◆ YOUR INSTRUCTIONS
Extract all of the entries and set them down verbatim.

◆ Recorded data
..............................
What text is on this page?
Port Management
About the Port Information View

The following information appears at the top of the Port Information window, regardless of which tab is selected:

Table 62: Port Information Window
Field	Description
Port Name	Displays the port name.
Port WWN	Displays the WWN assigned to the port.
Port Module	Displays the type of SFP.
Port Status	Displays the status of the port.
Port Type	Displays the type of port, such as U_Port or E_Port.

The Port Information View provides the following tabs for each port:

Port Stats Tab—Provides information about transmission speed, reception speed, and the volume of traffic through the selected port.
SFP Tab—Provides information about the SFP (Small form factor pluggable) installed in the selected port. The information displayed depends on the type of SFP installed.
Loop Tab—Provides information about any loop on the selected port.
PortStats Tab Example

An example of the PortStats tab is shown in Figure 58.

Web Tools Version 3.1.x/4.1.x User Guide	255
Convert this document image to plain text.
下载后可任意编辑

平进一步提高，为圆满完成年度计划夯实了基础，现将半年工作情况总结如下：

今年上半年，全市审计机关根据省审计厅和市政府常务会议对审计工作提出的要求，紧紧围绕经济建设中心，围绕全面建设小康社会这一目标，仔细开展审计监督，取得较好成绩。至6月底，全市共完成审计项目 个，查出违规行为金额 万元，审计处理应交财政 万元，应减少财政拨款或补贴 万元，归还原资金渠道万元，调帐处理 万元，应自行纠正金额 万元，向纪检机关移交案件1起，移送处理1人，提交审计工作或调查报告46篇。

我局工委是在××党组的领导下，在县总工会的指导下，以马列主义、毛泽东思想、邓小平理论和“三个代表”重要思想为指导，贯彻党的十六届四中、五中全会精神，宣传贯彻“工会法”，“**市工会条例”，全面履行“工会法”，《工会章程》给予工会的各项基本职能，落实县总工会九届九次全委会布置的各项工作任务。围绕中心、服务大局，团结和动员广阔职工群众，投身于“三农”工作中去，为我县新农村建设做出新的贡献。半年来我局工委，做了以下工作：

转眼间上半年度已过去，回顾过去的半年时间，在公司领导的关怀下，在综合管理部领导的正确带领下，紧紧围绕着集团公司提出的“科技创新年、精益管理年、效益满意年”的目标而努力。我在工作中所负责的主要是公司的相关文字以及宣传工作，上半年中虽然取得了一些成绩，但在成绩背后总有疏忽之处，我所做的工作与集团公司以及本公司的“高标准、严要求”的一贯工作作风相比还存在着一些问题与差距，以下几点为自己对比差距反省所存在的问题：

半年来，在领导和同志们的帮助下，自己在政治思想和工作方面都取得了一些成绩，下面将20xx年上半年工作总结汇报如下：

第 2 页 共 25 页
..............................
◆ EXERCISE RESULT
What text is on this page?
Port Management
About the Port Information View

The following information appears at the top of the Port Information window, regardless of which tab is selected:

Table 62: Port Information Window
Field	Description
Port Name	Displays the port name.
Port WWN	Displays the WWN assigned to the port.
Port Module	Displays the type of SFP.
Port Status	Displays the status of the port.
Port Type	Displays the type of port, such as U_Port or E_Port.

The Port Information View provides the following tabs for each port:

Port Stats Tab—Provides information about transmission speed, reception speed, and the volume of traffic through the selected port.
SFP Tab—Provides information about the SFP (Small form factor pluggable) installed in the selected port. The information displayed depends on the type of SFP installed.
Loop Tab—Provides information about any loop on the selected port.
PortStats Tab Example

An example of the PortStats tab is shown in Figure 58.

Web Tools Version 3.1.x/4.1.x User Guide	255
Convert this document image to plain text.
下载后可任意编辑

平进一步提高，为圆满完成年度计划夯实了基础，现将半年工作情况总结如下：

今年上半年，全市审计机关根据省审计厅和市政府常务会议对审计工作提出的要求，紧紧围绕经济建设中心，围绕全面建设小康社会这一目标，仔细开展审计监督，取得较好成绩。至6月底，全市共完成审计项目 个，查出违规行为金额 万元，审计处理应交财政 万元，应减少财政拨款或补贴 万元，归还原资金渠道万元，调帐处理 万元，应自行纠正金额 万元，向纪检机关移交案件1起，移送处理1人，提交审计工作或调查报告46篇。

我局工委是在××党组的领导下，在县总工会的指导下，以马列主义、毛泽东思想、邓小平理论和“三个代表”重要思想为指导，贯彻党的十六届四中、五中全会精神，宣传贯彻“工会法”，“**市工会条例”，全面履行“工会法”，《工会章程》给予工会的各项基本职能，落实县总工会九届九次全委会布置的各项工作任务。围绕中心、服务大局，团结和动员广阔职工群众，投身于“三农”工作中去，为我县新农村建设做出新的贡献。半年来我局工委，做了以下工作：

转眼间上半年度已过去，回顾过去的半年时间，在公司领导的关怀下，在综合管理部领导的正确带领下，紧紧围绕着集团公司提出的“科技创新年、精益管理年、效益满意年”的目标而努力。我在工作中所负责的主要是公司的相关文字以及宣传工作，上半年中虽然取得了一些成绩，但在成绩背后总有疏忽之处，我所做的工作与集团公司以及本公司的“高标准、严要求”的一贯工作作风相比还存在着一些问题与差距，以下几点为自己对比差距反省所存在的问题：

半年来，在领导和同志们的帮助下，自己在政治思想和工作方面都取得了一些成绩，下面将20xx年上半年工作总结汇报如下：

第 2 页 共 25 页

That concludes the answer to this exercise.